| Task objective |
Repeat each line word for word.

(Structured figure records)
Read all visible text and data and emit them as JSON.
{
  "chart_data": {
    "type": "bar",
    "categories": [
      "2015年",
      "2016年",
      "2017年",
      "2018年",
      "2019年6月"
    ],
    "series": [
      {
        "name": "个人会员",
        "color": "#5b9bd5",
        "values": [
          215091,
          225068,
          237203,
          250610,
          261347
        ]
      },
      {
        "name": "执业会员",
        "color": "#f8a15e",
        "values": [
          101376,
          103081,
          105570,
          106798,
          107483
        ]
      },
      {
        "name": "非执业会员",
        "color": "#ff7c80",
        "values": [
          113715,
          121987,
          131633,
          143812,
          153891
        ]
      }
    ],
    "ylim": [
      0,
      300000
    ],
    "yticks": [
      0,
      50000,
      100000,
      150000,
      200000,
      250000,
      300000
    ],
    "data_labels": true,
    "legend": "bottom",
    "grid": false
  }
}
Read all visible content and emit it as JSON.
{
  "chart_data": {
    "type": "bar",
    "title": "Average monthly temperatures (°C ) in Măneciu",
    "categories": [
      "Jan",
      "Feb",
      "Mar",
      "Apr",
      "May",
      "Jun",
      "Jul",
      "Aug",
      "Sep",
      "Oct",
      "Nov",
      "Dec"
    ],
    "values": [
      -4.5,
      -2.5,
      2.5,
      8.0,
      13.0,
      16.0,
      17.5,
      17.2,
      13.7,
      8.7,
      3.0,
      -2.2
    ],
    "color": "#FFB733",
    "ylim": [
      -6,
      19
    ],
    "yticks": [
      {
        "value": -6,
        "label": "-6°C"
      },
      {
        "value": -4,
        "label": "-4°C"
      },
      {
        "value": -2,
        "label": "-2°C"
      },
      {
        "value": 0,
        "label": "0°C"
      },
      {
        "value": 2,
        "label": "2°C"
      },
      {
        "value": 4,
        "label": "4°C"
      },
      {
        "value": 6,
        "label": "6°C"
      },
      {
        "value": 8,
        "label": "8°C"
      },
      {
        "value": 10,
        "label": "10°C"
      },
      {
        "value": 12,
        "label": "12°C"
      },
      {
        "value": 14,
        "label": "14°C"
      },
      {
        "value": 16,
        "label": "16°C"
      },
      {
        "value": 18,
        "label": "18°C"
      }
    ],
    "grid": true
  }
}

| Task result |
Read all visible text and data and emit them as JSON.
{
  "chart_data": {
    "type": "bar",
    "categories": [
      "2015年",
      "2016年",
      "2017年",
      "2018年",
      "2019年6月"
    ],
    "series": [
      {
        "name": "个人会员",
        "color": "#5b9bd5",
        "values": [
          215091,
          225068,
          237203,
          250610,
          261347
        ]
      },
      {
        "name": "执业会员",
        "color": "#f8a15e",
        "values": [
          101376,
          103081,
          105570,
          106798,
          107483
        ]
      },
      {
        "name": "非执业会员",
        "color": "#ff7c80",
        "values": [
          113715,
          121987,
          131633,
          143812,
          153891
        ]
      }
    ],
    "ylim": [
      0,
      300000
    ],
    "yticks": [
      0,
      50000,
      100000,
      150000,
      200000,
      250000,
      300000
    ],
    "data_labels": true,
    "legend": "bottom",
    "grid": false
  }
}
Read all visible content and emit it as JSON.
{
  "chart_data": {
    "type": "bar",
    "title": "Average monthly temperatures (°C ) in Măneciu",
    "categories": [
      "Jan",
      "Feb",
      "Mar",
      "Apr",
      "May",
      "Jun",
      "Jul",
      "Aug",
      "Sep",
      "Oct",
      "Nov",
      "Dec"
    ],
    "values": [
      -4.5,
      -2.5,
      2.5,
      8.0,
      13.0,
      16.0,
      17.5,
      17.2,
      13.7,
      8.7,
      3.0,
      -2.2
    ],
    "color": "#FFB733",
    "ylim": [
      -6,
      19
    ],
    "yticks": [
      {
        "value": -6,
        "label": "-6°C"
      },
      {
        "value": -4,
        "label": "-4°C"
      },
      {
        "value": -2,
        "label": "-2°C"
      },
      {
        "value": 0,
        "label": "0°C"
      },
      {
        "value": 2,
        "label": "2°C"
      },
      {
        "value": 4,
        "label": "4°C"
      },
      {
        "value": 6,
        "label": "6°C"
      },
      {
        "value": 8,
        "label": "8°C"
      },
      {
        "value": 10,
        "label": "10°C"
      },
      {
        "value": 12,
        "label": "12°C"
      },
      {
        "value": 14,
        "label": "14°C"
      },
      {
        "value": 16,
        "label": "16°C"
      },
      {
        "value": 18,
        "label": "18°C"
      }
    ],
    "grid": true
  }
}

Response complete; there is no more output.